> [What is being asked]: Rewrite the entries from the start through the line containing "fg-bg-swatches[interactable]: [618, 88, 646, 116]", changing "photo-filter-icon" to "photo-filter-button" and leaving everything else as it is.

> [Stored data]:
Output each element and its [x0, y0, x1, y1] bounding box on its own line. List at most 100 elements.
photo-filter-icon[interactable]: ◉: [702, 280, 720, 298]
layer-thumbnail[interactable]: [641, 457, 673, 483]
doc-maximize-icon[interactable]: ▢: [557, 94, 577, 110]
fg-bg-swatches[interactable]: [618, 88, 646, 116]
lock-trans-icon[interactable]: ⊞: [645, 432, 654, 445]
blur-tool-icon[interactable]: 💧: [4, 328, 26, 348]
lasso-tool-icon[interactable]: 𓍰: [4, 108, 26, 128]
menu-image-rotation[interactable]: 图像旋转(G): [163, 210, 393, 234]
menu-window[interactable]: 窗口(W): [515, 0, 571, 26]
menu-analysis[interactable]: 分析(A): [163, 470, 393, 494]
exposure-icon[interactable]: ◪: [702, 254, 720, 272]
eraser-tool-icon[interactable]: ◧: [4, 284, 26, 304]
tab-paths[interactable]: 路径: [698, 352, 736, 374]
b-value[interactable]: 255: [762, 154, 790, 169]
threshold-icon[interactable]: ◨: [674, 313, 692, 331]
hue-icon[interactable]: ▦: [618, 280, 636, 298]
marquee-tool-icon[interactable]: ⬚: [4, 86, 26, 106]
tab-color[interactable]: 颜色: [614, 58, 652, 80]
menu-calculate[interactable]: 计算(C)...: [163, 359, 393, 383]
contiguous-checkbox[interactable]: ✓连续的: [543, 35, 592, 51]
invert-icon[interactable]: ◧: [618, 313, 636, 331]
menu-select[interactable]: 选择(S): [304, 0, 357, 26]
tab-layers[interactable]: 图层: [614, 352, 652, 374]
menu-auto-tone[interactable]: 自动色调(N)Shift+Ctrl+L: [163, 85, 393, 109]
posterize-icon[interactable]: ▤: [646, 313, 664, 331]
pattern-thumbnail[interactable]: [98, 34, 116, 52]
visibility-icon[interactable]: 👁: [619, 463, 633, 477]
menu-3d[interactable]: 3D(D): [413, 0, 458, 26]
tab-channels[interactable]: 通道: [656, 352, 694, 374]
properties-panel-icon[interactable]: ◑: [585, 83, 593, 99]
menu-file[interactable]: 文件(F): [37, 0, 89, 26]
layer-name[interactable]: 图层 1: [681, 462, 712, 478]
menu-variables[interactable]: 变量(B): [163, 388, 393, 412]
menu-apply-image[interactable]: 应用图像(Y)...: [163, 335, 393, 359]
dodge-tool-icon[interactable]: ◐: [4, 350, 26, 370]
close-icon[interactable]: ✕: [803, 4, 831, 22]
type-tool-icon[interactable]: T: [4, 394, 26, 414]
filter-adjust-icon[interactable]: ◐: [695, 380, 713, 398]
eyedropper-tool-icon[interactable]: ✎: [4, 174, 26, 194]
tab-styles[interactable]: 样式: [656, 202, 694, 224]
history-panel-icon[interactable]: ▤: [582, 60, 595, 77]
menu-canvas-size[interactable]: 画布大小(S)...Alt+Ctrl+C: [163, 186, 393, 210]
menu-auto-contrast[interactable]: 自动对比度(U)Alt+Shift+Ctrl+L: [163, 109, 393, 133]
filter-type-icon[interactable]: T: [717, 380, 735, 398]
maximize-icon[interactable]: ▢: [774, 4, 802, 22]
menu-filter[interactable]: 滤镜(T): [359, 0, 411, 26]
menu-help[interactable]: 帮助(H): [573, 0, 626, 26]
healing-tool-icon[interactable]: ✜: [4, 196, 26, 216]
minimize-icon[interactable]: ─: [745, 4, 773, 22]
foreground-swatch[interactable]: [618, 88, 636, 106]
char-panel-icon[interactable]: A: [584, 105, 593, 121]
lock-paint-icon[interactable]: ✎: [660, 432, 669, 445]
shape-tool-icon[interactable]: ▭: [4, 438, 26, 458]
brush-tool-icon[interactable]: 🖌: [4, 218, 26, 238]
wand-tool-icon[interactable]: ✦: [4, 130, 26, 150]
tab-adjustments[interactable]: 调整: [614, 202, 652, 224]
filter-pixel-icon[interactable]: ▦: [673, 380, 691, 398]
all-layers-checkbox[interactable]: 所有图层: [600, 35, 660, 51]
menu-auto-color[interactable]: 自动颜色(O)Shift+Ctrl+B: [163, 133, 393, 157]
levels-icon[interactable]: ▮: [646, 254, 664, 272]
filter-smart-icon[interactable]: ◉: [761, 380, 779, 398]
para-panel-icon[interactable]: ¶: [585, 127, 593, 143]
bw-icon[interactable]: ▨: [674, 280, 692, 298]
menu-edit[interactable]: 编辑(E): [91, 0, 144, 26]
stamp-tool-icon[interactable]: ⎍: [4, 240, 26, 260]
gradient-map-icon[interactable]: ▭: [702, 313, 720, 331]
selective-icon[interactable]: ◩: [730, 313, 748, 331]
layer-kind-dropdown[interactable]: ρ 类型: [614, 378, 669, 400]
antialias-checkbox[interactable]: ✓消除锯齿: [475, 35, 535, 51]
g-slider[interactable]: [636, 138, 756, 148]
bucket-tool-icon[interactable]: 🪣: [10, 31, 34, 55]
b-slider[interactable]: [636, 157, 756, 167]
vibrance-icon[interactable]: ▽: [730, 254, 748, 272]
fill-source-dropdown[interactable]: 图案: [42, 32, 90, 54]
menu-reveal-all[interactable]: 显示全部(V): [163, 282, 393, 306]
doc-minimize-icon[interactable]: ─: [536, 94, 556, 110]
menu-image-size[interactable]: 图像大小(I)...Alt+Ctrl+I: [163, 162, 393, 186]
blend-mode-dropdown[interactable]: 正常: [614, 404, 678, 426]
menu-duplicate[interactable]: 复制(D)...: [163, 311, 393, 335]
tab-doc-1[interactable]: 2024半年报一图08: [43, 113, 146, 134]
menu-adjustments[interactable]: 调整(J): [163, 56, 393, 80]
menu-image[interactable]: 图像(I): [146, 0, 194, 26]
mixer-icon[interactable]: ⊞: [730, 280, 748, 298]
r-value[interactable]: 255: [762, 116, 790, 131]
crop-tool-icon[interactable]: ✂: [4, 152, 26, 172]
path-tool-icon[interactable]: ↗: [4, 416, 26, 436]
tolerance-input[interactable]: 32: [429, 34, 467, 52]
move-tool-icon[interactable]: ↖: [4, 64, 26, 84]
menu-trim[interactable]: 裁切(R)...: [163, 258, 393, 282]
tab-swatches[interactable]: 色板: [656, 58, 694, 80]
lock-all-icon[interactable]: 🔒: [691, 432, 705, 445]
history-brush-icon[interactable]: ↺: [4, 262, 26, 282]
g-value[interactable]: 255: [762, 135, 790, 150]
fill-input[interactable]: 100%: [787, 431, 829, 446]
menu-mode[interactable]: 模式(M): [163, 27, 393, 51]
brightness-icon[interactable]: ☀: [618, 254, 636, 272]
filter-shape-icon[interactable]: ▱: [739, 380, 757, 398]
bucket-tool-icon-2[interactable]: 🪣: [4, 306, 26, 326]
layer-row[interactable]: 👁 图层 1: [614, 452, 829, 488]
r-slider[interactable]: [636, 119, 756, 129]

> [Finished answer]:
Output each element and its [x0, y0, x1, y1] bounding box on its own line. List at most 100 elements.
photo-filter-button[interactable]: ◉: [702, 280, 720, 298]
layer-thumbnail[interactable]: [641, 457, 673, 483]
doc-maximize-icon[interactable]: ▢: [557, 94, 577, 110]
fg-bg-swatches[interactable]: [618, 88, 646, 116]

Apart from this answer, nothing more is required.